• TASK TO COMPLETE:
In the data below, find every line with the string "язык" and pull it out.

------ SOURCE RECORDS ------

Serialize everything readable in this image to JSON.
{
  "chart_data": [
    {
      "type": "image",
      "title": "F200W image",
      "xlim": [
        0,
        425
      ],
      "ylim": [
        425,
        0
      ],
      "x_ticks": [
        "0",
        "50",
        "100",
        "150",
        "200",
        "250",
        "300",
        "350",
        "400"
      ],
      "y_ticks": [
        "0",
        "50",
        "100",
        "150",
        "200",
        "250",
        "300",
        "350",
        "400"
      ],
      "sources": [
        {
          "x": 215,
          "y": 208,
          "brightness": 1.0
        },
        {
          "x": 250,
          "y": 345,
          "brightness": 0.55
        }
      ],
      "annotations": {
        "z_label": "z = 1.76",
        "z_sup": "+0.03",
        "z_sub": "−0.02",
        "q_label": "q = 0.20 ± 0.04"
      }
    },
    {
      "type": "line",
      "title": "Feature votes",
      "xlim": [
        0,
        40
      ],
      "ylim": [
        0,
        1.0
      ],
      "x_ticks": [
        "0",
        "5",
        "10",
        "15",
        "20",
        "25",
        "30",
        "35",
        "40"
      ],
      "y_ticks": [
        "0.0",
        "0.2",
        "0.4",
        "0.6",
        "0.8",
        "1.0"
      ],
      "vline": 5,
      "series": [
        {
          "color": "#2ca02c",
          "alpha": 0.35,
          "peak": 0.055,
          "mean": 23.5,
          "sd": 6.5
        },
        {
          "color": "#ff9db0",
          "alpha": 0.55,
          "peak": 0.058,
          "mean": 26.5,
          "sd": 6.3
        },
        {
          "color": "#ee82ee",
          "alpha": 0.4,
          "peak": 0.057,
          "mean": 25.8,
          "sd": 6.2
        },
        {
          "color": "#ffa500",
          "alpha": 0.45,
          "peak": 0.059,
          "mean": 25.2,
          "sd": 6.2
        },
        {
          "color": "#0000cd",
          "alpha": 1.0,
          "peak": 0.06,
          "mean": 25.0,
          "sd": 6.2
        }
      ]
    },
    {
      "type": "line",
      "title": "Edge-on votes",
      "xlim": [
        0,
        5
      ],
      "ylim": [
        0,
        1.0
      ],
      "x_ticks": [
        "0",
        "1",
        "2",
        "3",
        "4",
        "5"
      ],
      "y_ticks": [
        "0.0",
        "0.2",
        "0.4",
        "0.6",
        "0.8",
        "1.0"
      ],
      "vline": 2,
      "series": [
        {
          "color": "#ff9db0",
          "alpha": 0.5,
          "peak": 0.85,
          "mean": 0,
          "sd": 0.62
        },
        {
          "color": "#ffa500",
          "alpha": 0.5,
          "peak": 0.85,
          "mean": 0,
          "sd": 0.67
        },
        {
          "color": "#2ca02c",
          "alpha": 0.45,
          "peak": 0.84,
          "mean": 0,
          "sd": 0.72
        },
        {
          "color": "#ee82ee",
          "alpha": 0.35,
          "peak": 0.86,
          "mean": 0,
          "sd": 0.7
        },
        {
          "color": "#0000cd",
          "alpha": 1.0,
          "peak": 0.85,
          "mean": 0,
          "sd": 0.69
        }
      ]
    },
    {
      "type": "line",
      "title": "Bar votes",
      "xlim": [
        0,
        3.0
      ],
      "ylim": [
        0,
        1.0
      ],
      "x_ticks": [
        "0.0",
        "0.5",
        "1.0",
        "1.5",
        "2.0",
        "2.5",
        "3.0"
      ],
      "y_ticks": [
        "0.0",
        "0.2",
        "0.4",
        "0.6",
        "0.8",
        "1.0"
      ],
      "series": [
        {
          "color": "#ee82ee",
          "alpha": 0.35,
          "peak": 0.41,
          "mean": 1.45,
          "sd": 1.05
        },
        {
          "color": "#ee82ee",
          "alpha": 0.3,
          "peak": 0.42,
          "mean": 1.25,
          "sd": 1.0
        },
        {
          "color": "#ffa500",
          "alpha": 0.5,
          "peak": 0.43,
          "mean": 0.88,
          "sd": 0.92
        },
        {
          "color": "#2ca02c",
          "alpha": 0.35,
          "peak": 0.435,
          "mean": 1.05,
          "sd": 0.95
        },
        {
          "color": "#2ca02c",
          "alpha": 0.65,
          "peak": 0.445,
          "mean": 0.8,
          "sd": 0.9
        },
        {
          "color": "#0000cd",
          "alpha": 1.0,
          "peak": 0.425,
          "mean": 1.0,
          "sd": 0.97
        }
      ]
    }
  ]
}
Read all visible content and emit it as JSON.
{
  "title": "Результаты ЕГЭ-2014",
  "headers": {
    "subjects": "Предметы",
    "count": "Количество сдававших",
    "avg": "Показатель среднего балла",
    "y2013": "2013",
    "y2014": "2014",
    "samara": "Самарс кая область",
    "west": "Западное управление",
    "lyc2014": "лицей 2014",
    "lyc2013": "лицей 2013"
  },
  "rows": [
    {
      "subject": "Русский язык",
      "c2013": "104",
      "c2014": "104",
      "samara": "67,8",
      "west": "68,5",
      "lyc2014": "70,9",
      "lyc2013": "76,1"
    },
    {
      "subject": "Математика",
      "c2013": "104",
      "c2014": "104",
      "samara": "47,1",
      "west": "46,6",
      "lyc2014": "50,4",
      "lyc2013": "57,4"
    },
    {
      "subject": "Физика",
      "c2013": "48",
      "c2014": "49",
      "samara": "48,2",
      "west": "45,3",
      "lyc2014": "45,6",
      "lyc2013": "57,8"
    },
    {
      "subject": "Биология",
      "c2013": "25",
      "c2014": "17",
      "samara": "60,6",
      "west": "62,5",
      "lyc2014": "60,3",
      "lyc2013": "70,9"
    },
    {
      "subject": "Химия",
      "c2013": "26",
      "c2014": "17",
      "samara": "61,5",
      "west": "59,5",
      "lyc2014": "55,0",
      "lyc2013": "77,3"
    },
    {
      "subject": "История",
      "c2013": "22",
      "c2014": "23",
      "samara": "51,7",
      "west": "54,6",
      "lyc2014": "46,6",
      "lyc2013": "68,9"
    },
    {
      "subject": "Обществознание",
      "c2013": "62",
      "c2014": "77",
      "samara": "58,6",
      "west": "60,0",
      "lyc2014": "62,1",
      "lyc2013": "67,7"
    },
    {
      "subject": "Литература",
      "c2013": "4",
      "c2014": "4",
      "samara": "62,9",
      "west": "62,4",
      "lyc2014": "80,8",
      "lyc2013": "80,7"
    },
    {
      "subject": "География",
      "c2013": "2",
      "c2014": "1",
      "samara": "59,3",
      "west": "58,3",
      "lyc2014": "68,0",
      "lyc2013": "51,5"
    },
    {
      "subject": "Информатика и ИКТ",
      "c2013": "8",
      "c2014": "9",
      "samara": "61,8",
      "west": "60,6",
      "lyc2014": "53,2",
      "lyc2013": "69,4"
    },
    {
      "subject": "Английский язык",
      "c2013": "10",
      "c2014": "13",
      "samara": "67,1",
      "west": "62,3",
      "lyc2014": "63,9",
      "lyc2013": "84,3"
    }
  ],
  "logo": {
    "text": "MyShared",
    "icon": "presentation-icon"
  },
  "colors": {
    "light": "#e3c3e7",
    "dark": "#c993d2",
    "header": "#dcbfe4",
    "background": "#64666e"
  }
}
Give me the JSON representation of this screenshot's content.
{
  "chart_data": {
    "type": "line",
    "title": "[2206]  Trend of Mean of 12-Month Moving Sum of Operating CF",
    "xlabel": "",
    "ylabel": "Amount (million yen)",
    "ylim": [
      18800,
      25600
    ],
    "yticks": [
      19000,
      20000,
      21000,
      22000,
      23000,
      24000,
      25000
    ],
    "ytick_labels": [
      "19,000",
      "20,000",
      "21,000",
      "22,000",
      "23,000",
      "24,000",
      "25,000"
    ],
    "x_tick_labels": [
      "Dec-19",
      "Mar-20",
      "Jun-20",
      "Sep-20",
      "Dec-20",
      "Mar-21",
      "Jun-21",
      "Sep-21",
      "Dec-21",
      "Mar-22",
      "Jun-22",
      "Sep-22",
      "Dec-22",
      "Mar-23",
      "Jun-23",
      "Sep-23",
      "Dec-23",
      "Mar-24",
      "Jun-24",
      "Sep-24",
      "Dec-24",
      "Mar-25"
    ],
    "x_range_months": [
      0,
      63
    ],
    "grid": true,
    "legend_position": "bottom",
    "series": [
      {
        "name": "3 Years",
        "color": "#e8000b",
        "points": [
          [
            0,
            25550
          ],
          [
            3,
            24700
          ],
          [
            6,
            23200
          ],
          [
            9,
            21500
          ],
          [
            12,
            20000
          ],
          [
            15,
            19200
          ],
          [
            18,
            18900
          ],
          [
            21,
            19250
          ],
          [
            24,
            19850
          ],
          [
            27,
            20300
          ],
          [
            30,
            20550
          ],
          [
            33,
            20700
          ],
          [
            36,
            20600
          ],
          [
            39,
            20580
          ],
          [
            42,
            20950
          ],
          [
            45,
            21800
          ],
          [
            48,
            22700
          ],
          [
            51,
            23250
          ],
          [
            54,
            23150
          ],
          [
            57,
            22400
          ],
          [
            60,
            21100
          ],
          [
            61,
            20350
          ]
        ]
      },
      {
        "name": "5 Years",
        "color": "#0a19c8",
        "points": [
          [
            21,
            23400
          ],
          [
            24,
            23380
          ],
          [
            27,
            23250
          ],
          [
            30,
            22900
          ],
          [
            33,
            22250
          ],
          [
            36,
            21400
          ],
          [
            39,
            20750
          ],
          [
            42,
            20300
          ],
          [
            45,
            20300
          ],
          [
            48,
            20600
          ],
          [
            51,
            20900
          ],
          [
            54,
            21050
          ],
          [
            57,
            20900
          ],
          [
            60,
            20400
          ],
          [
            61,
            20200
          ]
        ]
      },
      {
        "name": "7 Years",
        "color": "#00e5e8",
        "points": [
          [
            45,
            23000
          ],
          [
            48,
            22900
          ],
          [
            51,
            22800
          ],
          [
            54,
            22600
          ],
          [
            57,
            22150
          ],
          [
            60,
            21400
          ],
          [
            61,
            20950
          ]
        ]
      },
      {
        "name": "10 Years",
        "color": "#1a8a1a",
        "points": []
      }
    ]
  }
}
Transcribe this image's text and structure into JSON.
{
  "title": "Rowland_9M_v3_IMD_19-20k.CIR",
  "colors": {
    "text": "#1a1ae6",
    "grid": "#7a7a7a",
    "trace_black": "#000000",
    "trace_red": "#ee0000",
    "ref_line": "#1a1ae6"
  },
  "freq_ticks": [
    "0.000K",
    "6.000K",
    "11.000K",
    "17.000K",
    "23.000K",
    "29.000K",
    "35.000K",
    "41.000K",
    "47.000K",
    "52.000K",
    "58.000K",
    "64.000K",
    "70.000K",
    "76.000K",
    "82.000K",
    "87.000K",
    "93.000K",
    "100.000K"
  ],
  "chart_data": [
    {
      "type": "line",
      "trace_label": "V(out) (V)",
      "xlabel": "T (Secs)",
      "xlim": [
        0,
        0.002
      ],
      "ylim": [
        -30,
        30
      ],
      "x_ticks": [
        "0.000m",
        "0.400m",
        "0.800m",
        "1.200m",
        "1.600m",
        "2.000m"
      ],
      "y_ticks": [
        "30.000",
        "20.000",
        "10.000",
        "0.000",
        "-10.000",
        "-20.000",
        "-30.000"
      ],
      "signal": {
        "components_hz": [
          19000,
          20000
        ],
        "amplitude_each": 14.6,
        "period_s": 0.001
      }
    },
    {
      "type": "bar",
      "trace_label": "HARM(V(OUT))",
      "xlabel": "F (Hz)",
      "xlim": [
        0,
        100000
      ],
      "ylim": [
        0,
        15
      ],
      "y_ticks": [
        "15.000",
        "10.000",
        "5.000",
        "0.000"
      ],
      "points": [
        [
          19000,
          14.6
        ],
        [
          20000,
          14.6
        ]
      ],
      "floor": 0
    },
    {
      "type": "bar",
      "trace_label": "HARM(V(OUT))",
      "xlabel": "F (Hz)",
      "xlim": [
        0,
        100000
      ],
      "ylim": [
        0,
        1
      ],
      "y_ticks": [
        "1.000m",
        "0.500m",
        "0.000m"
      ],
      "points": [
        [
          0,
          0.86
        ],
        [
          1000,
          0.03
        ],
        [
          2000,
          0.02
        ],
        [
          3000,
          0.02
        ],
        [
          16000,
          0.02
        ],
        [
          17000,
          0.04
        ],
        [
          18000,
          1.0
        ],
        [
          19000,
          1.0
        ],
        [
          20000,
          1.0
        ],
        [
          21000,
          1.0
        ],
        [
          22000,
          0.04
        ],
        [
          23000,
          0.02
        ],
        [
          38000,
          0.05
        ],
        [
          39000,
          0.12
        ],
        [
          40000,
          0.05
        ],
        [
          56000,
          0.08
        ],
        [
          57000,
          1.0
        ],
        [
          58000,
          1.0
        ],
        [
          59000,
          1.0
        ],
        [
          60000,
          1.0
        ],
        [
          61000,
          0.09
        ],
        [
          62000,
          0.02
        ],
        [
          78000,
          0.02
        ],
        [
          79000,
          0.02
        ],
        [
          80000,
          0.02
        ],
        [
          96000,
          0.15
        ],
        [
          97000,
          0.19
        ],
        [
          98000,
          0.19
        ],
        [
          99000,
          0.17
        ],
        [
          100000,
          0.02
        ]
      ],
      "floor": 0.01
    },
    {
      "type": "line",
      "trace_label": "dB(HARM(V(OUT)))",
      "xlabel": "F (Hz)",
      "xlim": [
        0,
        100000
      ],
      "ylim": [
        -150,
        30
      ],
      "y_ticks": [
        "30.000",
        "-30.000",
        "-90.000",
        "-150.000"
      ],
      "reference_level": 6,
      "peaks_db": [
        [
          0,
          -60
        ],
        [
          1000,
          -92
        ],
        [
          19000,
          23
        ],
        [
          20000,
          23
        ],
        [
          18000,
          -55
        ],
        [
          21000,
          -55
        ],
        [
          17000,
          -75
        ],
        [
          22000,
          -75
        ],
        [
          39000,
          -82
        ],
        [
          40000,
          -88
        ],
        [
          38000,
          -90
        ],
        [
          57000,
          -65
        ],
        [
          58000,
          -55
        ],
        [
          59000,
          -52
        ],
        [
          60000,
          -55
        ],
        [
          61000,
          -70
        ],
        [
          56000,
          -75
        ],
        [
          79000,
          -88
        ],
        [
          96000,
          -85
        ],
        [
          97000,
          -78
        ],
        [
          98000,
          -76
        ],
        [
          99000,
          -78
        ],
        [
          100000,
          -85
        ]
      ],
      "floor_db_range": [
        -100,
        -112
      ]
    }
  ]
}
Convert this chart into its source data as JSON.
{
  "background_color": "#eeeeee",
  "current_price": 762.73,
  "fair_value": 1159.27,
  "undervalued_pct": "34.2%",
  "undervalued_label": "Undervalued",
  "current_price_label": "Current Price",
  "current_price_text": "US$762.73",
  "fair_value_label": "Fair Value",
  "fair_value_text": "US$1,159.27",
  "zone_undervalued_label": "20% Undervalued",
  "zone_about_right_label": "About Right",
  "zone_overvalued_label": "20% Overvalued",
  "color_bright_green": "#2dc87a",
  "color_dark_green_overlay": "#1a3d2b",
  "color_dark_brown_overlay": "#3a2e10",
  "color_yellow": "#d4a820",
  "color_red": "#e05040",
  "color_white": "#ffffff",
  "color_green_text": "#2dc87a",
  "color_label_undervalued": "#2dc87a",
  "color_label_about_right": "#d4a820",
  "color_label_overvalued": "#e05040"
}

------

• COMPLETED TASK:
      "subject": "Русский язык",
      "subject": "Английский язык",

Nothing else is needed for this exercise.